§ **SUPPLIED MATERIAL**:
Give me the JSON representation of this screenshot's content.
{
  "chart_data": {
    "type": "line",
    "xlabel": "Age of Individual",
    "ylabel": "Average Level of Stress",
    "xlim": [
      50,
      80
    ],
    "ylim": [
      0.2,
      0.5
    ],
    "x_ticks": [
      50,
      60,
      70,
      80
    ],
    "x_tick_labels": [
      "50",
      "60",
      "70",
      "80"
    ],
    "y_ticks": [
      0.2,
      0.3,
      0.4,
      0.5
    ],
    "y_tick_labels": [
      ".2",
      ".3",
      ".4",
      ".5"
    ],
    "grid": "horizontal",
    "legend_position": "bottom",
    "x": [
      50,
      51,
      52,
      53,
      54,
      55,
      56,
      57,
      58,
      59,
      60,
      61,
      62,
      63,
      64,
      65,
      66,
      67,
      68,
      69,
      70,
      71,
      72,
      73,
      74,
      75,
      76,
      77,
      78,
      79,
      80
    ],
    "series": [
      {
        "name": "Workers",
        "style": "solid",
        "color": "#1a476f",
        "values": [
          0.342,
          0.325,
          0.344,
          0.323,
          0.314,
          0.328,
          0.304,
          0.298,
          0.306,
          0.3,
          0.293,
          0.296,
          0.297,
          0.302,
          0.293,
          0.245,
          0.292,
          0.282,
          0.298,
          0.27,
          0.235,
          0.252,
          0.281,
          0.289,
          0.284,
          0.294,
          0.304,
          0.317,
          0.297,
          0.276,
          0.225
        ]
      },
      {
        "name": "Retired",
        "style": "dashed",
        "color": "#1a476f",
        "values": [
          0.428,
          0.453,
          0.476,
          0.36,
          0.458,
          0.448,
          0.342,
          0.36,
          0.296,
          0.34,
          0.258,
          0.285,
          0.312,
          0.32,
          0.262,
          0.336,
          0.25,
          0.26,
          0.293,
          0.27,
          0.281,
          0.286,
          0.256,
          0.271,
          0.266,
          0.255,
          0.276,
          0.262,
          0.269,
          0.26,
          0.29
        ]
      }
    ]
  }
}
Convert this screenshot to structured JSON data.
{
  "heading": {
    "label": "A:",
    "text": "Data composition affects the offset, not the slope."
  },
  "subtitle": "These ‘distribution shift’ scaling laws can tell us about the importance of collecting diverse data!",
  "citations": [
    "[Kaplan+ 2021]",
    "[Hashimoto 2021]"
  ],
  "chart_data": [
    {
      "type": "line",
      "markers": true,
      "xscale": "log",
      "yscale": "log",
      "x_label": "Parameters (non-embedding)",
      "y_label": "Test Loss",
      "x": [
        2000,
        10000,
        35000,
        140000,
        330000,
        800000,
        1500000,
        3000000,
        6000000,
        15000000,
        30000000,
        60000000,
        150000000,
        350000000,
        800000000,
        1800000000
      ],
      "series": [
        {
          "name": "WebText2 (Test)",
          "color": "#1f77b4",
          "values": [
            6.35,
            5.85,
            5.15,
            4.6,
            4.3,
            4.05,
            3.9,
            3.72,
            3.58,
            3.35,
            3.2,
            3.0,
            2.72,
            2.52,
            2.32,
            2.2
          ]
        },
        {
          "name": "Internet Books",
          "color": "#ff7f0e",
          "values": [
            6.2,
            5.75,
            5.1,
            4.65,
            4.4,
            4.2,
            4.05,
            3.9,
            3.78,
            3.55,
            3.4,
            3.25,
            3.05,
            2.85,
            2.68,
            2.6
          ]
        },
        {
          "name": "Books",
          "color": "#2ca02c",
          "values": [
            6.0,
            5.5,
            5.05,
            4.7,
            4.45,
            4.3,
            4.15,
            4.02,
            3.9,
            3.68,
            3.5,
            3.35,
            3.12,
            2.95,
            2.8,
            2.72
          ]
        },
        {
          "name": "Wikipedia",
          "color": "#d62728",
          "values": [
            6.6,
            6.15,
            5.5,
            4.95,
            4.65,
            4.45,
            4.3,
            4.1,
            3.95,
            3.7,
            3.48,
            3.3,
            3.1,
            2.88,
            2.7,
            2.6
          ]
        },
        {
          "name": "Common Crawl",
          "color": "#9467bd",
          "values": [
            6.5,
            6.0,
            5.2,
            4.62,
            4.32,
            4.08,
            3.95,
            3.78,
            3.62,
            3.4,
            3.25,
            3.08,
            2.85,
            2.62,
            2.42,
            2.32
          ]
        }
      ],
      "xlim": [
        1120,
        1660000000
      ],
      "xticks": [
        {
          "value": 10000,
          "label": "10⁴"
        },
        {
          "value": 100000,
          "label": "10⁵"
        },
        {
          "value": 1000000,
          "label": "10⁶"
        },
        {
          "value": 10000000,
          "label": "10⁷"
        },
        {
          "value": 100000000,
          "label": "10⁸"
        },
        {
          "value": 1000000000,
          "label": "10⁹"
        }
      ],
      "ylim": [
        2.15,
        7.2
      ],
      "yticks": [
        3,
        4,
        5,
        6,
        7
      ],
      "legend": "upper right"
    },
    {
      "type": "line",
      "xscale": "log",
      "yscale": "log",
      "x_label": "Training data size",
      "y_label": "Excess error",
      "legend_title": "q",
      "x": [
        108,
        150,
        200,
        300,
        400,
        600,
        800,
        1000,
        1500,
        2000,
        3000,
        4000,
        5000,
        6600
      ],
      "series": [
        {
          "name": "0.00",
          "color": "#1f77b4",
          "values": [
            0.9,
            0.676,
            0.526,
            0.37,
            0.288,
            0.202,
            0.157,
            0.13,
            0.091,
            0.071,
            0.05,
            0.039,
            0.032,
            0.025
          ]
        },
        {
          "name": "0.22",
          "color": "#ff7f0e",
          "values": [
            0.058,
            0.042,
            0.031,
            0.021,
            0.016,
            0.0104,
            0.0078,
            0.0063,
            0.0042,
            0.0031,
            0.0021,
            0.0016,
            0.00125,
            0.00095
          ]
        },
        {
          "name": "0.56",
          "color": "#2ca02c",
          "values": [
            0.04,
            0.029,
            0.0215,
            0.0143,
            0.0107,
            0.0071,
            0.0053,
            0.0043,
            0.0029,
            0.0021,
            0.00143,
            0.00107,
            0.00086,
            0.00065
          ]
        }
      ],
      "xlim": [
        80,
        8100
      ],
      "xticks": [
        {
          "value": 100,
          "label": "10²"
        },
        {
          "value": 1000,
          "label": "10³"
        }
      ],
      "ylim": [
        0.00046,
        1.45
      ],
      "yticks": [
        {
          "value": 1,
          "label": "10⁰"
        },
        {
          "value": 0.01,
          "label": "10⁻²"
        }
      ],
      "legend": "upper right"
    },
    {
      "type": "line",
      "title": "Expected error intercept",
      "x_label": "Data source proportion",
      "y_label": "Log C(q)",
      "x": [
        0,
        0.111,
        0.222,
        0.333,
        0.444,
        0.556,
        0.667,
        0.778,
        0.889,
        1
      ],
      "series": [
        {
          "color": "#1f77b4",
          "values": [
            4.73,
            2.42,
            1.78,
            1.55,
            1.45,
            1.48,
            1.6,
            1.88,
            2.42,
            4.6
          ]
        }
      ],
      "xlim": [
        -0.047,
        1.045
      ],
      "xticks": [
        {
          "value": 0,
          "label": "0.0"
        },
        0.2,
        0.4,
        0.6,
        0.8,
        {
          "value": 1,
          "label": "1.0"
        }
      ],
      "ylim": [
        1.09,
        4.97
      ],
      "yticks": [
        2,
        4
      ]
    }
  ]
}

§ **WHAT TO WORK ON**: Copy out each record exactly as given, omitting none.

§ **SOLVED EXERCISE**:
Give me the JSON representation of this screenshot's content.
{
  "chart_data": {
    "type": "line",
    "xlabel": "Age of Individual",
    "ylabel": "Average Level of Stress",
    "xlim": [
      50,
      80
    ],
    "ylim": [
      0.2,
      0.5
    ],
    "x_ticks": [
      50,
      60,
      70,
      80
    ],
    "x_tick_labels": [
      "50",
      "60",
      "70",
      "80"
    ],
    "y_ticks": [
      0.2,
      0.3,
      0.4,
      0.5
    ],
    "y_tick_labels": [
      ".2",
      ".3",
      ".4",
      ".5"
    ],
    "grid": "horizontal",
    "legend_position": "bottom",
    "x": [
      50,
      51,
      52,
      53,
      54,
      55,
      56,
      57,
      58,
      59,
      60,
      61,
      62,
      63,
      64,
      65,
      66,
      67,
      68,
      69,
      70,
      71,
      72,
      73,
      74,
      75,
      76,
      77,
      78,
      79,
      80
    ],
    "series": [
      {
        "name": "Workers",
        "style": "solid",
        "color": "#1a476f",
        "values": [
          0.342,
          0.325,
          0.344,
          0.323,
          0.314,
          0.328,
          0.304,
          0.298,
          0.306,
          0.3,
          0.293,
          0.296,
          0.297,
          0.302,
          0.293,
          0.245,
          0.292,
          0.282,
          0.298,
          0.27,
          0.235,
          0.252,
          0.281,
          0.289,
          0.284,
          0.294,
          0.304,
          0.317,
          0.297,
          0.276,
          0.225
        ]
      },
      {
        "name": "Retired",
        "style": "dashed",
        "color": "#1a476f",
        "values": [
          0.428,
          0.453,
          0.476,
          0.36,
          0.458,
          0.448,
          0.342,
          0.36,
          0.296,
          0.34,
          0.258,
          0.285,
          0.312,
          0.32,
          0.262,
          0.336,
          0.25,
          0.26,
          0.293,
          0.27,
          0.281,
          0.286,
          0.256,
          0.271,
          0.266,
          0.255,
          0.276,
          0.262,
          0.269,
          0.26,
          0.29
        ]
      }
    ]
  }
}
Convert this screenshot to structured JSON data.
{
  "heading": {
    "label": "A:",
    "text": "Data composition affects the offset, not the slope."
  },
  "subtitle": "These ‘distribution shift’ scaling laws can tell us about the importance of collecting diverse data!",
  "citations": [
    "[Kaplan+ 2021]",
    "[Hashimoto 2021]"
  ],
  "chart_data": [
    {
      "type": "line",
      "markers": true,
      "xscale": "log",
      "yscale": "log",
      "x_label": "Parameters (non-embedding)",
      "y_label": "Test Loss",
      "x": [
        2000,
        10000,
        35000,
        140000,
        330000,
        800000,
        1500000,
        3000000,
        6000000,
        15000000,
        30000000,
        60000000,
        150000000,
        350000000,
        800000000,
        1800000000
      ],
      "series": [
        {
          "name": "WebText2 (Test)",
          "color": "#1f77b4",
          "values": [
            6.35,
            5.85,
            5.15,
            4.6,
            4.3,
            4.05,
            3.9,
            3.72,
            3.58,
            3.35,
            3.2,
            3.0,
            2.72,
            2.52,
            2.32,
            2.2
          ]
        },
        {
          "name": "Internet Books",
          "color": "#ff7f0e",
          "values": [
            6.2,
            5.75,
            5.1,
            4.65,
            4.4,
            4.2,
            4.05,
            3.9,
            3.78,
            3.55,
            3.4,
            3.25,
            3.05,
            2.85,
            2.68,
            2.6
          ]
        },
        {
          "name": "Books",
          "color": "#2ca02c",
          "values": [
            6.0,
            5.5,
            5.05,
            4.7,
            4.45,
            4.3,
            4.15,
            4.02,
            3.9,
            3.68,
            3.5,
            3.35,
            3.12,
            2.95,
            2.8,
            2.72
          ]
        },
        {
          "name": "Wikipedia",
          "color": "#d62728",
          "values": [
            6.6,
            6.15,
            5.5,
            4.95,
            4.65,
            4.45,
            4.3,
            4.1,
            3.95,
            3.7,
            3.48,
            3.3,
            3.1,
            2.88,
            2.7,
            2.6
          ]
        },
        {
          "name": "Common Crawl",
          "color": "#9467bd",
          "values": [
            6.5,
            6.0,
            5.2,
            4.62,
            4.32,
            4.08,
            3.95,
            3.78,
            3.62,
            3.4,
            3.25,
            3.08,
            2.85,
            2.62,
            2.42,
            2.32
          ]
        }
      ],
      "xlim": [
        1120,
        1660000000
      ],
      "xticks": [
        {
          "value": 10000,
          "label": "10⁴"
        },
        {
          "value": 100000,
          "label": "10⁵"
        },
        {
          "value": 1000000,
          "label": "10⁶"
        },
        {
          "value": 10000000,
          "label": "10⁷"
        },
        {
          "value": 100000000,
          "label": "10⁸"
        },
        {
          "value": 1000000000,
          "label": "10⁹"
        }
      ],
      "ylim": [
        2.15,
        7.2
      ],
      "yticks": [
        3,
        4,
        5,
        6,
        7
      ],
      "legend": "upper right"
    },
    {
      "type": "line",
      "xscale": "log",
      "yscale": "log",
      "x_label": "Training data size",
      "y_label": "Excess error",
      "legend_title": "q",
      "x": [
        108,
        150,
        200,
        300,
        400,
        600,
        800,
        1000,
        1500,
        2000,
        3000,
        4000,
        5000,
        6600
      ],
      "series": [
        {
          "name": "0.00",
          "color": "#1f77b4",
          "values": [
            0.9,
            0.676,
            0.526,
            0.37,
            0.288,
            0.202,
            0.157,
            0.13,
            0.091,
            0.071,
            0.05,
            0.039,
            0.032,
            0.025
          ]
        },
        {
          "name": "0.22",
          "color": "#ff7f0e",
          "values": [
            0.058,
            0.042,
            0.031,
            0.021,
            0.016,
            0.0104,
            0.0078,
            0.0063,
            0.0042,
            0.0031,
            0.0021,
            0.0016,
            0.00125,
            0.00095
          ]
        },
        {
          "name": "0.56",
          "color": "#2ca02c",
          "values": [
            0.04,
            0.029,
            0.0215,
            0.0143,
            0.0107,
            0.0071,
            0.0053,
            0.0043,
            0.0029,
            0.0021,
            0.00143,
            0.00107,
            0.00086,
            0.00065
          ]
        }
      ],
      "xlim": [
        80,
        8100
      ],
      "xticks": [
        {
          "value": 100,
          "label": "10²"
        },
        {
          "value": 1000,
          "label": "10³"
        }
      ],
      "ylim": [
        0.00046,
        1.45
      ],
      "yticks": [
        {
          "value": 1,
          "label": "10⁰"
        },
        {
          "value": 0.01,
          "label": "10⁻²"
        }
      ],
      "legend": "upper right"
    },
    {
      "type": "line",
      "title": "Expected error intercept",
      "x_label": "Data source proportion",
      "y_label": "Log C(q)",
      "x": [
        0,
        0.111,
        0.222,
        0.333,
        0.444,
        0.556,
        0.667,
        0.778,
        0.889,
        1
      ],
      "series": [
        {
          "color": "#1f77b4",
          "values": [
            4.73,
            2.42,
            1.78,
            1.55,
            1.45,
            1.48,
            1.6,
            1.88,
            2.42,
            4.6
          ]
        }
      ],
      "xlim": [
        -0.047,
        1.045
      ],
      "xticks": [
        {
          "value": 0,
          "label": "0.0"
        },
        0.2,
        0.4,
        0.6,
        0.8,
        {
          "value": 1,
          "label": "1.0"
        }
      ],
      "ylim": [
        1.09,
        4.97
      ],
      "yticks": [
        2,
        4
      ]
    }
  ]
}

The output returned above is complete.